JOB:
In the records that follow, locate every line with "LIVE" and extract it.

RECORDS TO USE:

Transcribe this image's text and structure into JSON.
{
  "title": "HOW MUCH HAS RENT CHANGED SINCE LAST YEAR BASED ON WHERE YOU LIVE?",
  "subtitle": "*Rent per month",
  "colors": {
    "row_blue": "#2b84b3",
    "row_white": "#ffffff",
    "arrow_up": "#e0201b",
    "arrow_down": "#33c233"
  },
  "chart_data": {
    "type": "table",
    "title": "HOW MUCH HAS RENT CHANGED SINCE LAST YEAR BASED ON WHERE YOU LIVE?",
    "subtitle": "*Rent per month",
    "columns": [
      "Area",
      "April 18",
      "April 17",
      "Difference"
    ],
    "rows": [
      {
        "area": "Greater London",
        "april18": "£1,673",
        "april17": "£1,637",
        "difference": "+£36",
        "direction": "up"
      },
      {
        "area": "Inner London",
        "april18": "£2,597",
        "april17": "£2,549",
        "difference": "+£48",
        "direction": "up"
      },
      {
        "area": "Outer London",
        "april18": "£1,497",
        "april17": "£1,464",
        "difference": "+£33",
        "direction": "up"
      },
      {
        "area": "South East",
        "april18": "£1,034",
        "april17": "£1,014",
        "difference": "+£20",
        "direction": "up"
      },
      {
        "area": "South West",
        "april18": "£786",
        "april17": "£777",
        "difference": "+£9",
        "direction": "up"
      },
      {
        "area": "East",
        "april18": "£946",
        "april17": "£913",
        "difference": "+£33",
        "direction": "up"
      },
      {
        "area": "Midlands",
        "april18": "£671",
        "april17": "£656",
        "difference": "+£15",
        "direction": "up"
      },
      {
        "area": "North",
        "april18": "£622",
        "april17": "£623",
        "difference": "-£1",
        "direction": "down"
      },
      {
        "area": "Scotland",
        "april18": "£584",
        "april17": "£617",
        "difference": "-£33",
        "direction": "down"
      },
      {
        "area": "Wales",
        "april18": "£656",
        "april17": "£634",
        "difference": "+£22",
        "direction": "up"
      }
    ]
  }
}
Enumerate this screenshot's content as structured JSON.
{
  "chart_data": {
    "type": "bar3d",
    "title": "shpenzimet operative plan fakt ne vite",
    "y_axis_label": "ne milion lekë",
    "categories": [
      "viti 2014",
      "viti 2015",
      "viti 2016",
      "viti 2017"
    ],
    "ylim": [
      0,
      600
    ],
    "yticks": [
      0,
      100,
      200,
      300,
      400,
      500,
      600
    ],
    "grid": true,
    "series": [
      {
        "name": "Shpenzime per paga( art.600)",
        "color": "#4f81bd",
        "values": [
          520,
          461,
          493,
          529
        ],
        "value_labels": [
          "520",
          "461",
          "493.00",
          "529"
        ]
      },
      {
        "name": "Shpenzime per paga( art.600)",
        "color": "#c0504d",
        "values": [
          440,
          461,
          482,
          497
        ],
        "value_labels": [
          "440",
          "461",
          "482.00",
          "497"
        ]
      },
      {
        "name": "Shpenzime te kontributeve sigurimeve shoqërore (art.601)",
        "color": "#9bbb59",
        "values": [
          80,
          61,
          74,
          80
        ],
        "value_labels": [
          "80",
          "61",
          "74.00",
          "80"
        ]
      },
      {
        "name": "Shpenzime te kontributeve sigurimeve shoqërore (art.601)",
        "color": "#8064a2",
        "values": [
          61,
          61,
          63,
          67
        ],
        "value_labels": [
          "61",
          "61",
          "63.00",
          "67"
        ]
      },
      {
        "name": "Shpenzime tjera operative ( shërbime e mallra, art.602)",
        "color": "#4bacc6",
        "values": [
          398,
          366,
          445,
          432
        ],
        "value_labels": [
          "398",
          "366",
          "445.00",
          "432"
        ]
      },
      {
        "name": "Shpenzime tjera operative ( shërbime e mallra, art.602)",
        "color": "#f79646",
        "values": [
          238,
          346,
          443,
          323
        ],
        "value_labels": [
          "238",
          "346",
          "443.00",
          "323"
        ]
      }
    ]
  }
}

...

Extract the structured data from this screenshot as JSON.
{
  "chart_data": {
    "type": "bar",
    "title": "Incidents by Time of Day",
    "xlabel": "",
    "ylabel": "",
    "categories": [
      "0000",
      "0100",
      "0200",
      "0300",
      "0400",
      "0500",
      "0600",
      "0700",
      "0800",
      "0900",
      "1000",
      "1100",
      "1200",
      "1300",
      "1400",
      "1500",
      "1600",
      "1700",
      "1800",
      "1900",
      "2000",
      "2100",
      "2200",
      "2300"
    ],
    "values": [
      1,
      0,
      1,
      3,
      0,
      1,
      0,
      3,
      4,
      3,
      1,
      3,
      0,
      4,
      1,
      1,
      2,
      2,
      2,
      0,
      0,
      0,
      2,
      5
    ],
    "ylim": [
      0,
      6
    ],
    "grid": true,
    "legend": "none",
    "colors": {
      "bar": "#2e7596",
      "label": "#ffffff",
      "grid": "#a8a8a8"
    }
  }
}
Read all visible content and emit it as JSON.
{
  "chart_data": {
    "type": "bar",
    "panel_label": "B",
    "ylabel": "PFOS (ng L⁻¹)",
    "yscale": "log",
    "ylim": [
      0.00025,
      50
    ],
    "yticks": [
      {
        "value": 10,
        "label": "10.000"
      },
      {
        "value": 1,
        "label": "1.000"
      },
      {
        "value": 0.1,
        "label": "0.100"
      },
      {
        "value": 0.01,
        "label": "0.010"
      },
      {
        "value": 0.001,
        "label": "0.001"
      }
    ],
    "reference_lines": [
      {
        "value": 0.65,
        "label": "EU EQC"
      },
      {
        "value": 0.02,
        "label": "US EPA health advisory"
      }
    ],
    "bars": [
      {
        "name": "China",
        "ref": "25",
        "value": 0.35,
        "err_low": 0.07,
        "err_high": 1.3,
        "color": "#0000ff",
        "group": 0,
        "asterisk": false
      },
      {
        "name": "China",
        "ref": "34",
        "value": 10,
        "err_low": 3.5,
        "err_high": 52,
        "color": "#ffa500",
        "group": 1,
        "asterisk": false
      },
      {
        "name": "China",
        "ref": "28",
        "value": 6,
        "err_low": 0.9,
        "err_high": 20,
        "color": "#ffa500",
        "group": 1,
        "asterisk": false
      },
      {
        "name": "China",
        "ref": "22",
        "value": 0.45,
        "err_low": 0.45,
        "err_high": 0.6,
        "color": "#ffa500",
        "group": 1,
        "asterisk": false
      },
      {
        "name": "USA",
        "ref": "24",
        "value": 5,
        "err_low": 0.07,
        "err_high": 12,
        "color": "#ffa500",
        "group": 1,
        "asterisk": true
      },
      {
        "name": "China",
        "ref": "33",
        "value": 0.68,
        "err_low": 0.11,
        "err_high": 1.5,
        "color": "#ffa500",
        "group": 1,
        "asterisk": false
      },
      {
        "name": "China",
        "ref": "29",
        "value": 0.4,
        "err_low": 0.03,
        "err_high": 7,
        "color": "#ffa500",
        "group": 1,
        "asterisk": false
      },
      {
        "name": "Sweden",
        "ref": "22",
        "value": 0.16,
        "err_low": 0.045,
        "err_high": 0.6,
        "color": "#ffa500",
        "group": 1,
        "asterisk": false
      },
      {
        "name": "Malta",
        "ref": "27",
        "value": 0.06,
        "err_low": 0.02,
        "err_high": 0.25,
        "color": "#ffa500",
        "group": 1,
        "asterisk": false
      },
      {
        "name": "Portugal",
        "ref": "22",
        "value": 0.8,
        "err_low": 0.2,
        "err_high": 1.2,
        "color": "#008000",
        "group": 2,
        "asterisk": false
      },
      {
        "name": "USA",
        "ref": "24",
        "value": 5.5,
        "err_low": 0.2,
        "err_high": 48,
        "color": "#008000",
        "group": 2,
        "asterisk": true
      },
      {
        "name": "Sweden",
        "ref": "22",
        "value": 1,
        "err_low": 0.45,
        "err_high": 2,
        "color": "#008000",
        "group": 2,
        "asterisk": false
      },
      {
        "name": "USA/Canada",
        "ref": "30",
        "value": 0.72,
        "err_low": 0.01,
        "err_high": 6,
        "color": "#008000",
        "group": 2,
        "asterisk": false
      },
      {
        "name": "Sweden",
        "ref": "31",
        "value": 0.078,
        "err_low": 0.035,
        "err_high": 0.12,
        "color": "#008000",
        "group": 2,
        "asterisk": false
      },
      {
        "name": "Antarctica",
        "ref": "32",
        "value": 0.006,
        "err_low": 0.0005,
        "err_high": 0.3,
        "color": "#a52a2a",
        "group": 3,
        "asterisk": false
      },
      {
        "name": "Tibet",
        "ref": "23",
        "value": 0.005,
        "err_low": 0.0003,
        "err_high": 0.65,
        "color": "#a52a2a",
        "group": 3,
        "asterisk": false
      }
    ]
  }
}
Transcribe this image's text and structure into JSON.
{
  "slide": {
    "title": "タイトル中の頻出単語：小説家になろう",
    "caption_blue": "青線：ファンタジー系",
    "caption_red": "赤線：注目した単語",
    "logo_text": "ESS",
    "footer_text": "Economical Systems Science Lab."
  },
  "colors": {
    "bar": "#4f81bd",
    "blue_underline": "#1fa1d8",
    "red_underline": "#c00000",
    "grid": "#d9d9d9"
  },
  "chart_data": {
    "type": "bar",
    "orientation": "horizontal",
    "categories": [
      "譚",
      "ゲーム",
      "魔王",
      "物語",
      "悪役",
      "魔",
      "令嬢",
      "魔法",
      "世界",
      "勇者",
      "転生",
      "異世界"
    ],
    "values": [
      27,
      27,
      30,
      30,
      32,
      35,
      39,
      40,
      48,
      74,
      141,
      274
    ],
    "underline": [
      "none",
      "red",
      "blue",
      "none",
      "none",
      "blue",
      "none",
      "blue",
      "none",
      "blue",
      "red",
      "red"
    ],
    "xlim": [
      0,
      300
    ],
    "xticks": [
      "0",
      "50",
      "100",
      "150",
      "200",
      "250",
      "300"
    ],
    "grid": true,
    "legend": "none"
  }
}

...

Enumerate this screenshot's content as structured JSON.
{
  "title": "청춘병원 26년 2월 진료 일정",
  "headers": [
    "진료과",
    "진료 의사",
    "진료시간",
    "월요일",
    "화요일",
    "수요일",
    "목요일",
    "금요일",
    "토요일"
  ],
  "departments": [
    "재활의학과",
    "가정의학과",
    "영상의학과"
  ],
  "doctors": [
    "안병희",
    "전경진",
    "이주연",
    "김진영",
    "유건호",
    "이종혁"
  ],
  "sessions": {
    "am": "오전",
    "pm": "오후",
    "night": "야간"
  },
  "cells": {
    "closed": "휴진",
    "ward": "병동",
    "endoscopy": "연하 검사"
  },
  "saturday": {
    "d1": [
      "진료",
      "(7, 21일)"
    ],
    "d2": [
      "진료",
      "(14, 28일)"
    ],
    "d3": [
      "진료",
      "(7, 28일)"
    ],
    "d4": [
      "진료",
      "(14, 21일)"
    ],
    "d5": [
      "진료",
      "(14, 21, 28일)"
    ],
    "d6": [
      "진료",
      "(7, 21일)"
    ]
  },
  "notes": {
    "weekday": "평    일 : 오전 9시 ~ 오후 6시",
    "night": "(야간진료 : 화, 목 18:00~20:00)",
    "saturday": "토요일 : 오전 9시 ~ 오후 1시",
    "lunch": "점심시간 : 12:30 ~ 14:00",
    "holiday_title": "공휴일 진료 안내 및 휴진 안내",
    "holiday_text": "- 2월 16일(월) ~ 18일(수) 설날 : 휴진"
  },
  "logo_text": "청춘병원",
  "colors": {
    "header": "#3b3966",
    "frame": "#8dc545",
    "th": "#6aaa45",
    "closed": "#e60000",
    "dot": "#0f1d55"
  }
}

SOLUTION TO THIS PROBLEM:
  "title": "HOW MUCH HAS RENT CHANGED SINCE LAST YEAR BASED ON WHERE YOU LIVE?",
    "title": "HOW MUCH HAS RENT CHANGED SINCE LAST YEAR BASED ON WHERE YOU LIVE?",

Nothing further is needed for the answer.